EXERCISE DESCRIPTION: Transcribe the records that follow exactly. Skip the pictures.
[BEGIN]
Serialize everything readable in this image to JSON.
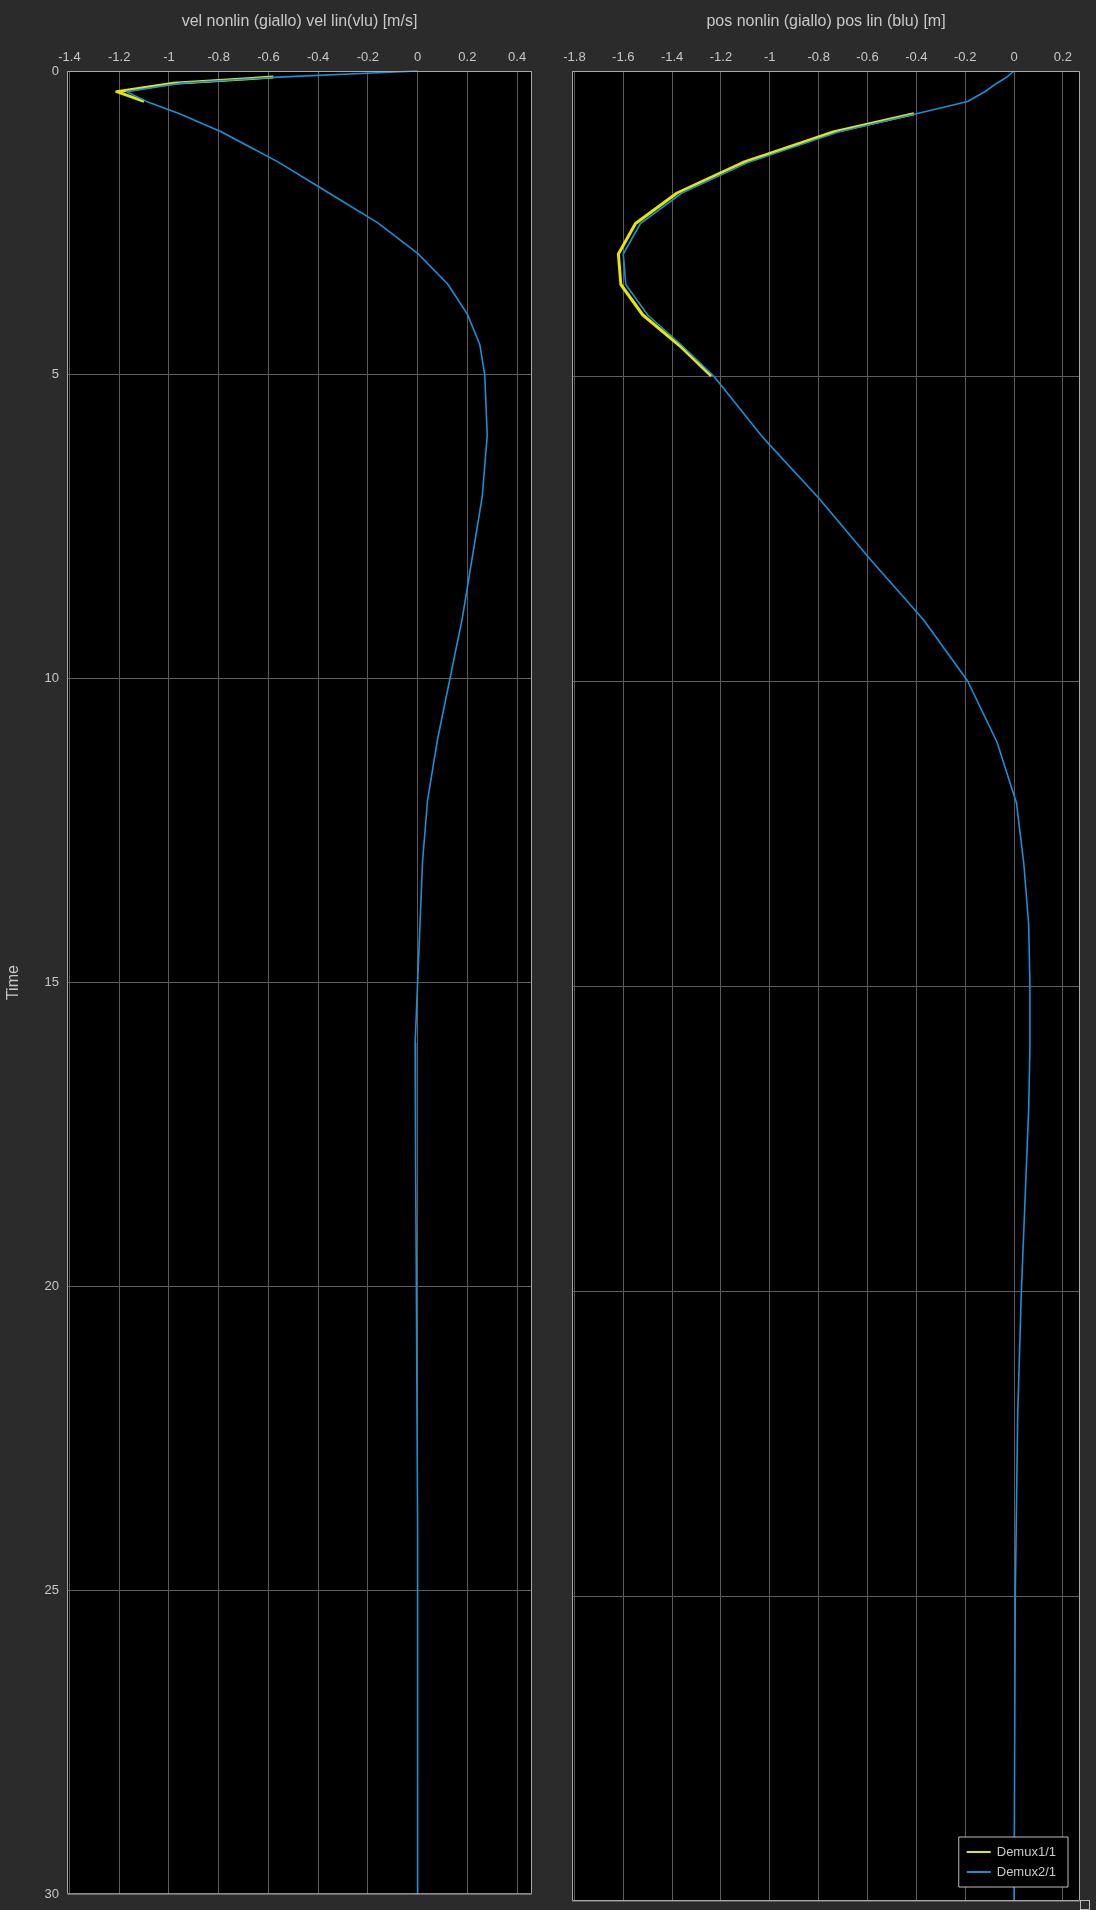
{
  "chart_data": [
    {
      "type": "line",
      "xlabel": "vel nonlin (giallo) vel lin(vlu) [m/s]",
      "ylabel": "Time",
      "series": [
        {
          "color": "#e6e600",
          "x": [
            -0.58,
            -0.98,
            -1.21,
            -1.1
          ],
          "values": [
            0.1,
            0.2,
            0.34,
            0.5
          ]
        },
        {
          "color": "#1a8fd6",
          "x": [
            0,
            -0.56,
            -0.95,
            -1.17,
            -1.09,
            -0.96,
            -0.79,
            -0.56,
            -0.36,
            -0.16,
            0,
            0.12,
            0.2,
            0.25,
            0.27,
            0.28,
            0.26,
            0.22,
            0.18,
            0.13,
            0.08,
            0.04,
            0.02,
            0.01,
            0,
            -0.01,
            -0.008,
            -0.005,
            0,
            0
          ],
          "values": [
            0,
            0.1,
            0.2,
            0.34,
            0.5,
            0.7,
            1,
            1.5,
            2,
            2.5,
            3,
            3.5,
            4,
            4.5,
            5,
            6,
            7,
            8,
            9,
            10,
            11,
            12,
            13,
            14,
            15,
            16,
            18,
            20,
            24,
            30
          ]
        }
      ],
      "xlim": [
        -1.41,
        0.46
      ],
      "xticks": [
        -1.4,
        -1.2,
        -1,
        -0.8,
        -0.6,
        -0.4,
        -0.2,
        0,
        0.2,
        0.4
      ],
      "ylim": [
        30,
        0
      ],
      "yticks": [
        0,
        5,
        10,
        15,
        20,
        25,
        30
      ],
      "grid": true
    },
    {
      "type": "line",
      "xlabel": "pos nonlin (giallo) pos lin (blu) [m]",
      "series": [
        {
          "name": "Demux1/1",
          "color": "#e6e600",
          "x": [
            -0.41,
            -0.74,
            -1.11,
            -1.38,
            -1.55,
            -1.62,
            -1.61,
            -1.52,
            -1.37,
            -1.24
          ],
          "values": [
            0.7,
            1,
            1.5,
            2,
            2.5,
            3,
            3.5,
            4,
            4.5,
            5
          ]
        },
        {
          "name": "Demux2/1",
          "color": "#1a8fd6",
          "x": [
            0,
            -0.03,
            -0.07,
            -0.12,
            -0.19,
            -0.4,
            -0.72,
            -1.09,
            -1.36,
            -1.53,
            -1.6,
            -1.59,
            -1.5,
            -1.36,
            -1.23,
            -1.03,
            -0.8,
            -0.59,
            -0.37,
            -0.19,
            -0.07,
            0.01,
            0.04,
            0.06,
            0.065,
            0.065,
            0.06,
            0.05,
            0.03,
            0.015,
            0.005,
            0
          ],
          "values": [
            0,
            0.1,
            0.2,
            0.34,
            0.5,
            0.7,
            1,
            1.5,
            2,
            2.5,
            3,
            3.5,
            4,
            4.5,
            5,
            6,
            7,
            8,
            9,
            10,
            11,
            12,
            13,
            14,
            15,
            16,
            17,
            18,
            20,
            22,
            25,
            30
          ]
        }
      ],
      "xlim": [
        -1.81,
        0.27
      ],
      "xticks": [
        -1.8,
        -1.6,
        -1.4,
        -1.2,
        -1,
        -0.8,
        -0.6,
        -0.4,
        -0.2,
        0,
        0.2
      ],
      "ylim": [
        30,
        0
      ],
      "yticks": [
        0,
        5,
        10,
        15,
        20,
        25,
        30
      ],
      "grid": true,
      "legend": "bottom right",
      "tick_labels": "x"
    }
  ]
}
[END]
CORRECT ANSWER:
Serialize everything readable in this image to JSON.
{
  "chart_data": [
    {
      "type": "line",
      "xlabel": "vel nonlin (giallo) vel lin(vlu) [m/s]",
      "ylabel": "Time",
      "series": [
        {
          "color": "#e6e600",
          "x": [
            -0.58,
            -0.98,
            -1.21,
            -1.1
          ],
          "values": [
            0.1,
            0.2,
            0.34,
            0.5
          ]
        },
        {
          "color": "#1a8fd6",
          "x": [
            0,
            -0.56,
            -0.95,
            -1.17,
            -1.09,
            -0.96,
            -0.79,
            -0.56,
            -0.36,
            -0.16,
            0,
            0.12,
            0.2,
            0.25,
            0.27,
            0.28,
            0.26,
            0.22,
            0.18,
            0.13,
            0.08,
            0.04,
            0.02,
            0.01,
            0,
            -0.01,
            -0.008,
            -0.005,
            0,
            0
          ],
          "values": [
            0,
            0.1,
            0.2,
            0.34,
            0.5,
            0.7,
            1,
            1.5,
            2,
            2.5,
            3,
            3.5,
            4,
            4.5,
            5,
            6,
            7,
            8,
            9,
            10,
            11,
            12,
            13,
            14,
            15,
            16,
            18,
            20,
            24,
            30
          ]
        }
      ],
      "xlim": [
        -1.41,
        0.46
      ],
      "xticks": [
        -1.4,
        -1.2,
        -1,
        -0.8,
        -0.6,
        -0.4,
        -0.2,
        0,
        0.2,
        0.4
      ],
      "ylim": [
        30,
        0
      ],
      "yticks": [
        0,
        5,
        10,
        15,
        20,
        25,
        30
      ],
      "grid": true
    },
    {
      "type": "line",
      "xlabel": "pos nonlin (giallo) pos lin (blu) [m]",
      "series": [
        {
          "name": "Demux1/1",
          "color": "#e6e600",
          "x": [
            -0.41,
            -0.74,
            -1.11,
            -1.38,
            -1.55,
            -1.62,
            -1.61,
            -1.52,
            -1.37,
            -1.24
          ],
          "values": [
            0.7,
            1,
            1.5,
            2,
            2.5,
            3,
            3.5,
            4,
            4.5,
            5
          ]
        },
        {
          "name": "Demux2/1",
          "color": "#1a8fd6",
          "x": [
            0,
            -0.03,
            -0.07,
            -0.12,
            -0.19,
            -0.4,
            -0.72,
            -1.09,
            -1.36,
            -1.53,
            -1.6,
            -1.59,
            -1.5,
            -1.36,
            -1.23,
            -1.03,
            -0.8,
            -0.59,
            -0.37,
            -0.19,
            -0.07,
            0.01,
            0.04,
            0.06,
            0.065,
            0.065,
            0.06,
            0.05,
            0.03,
            0.015,
            0.005,
            0
          ],
          "values": [
            0,
            0.1,
            0.2,
            0.34,
            0.5,
            0.7,
            1,
            1.5,
            2,
            2.5,
            3,
            3.5,
            4,
            4.5,
            5,
            6,
            7,
            8,
            9,
            10,
            11,
            12,
            13,
            14,
            15,
            16,
            17,
            18,
            20,
            22,
            25,
            30
          ]
        }
      ],
      "xlim": [
        -1.81,
        0.27
      ],
      "xticks": [
        -1.8,
        -1.6,
        -1.4,
        -1.2,
        -1,
        -0.8,
        -0.6,
        -0.4,
        -0.2,
        0,
        0.2
      ],
      "ylim": [
        30,
        0
      ],
      "yticks": [
        0,
        5,
        10,
        15,
        20,
        25,
        30
      ],
      "grid": true,
      "legend": "bottom right",
      "tick_labels": "x"
    }
  ]
}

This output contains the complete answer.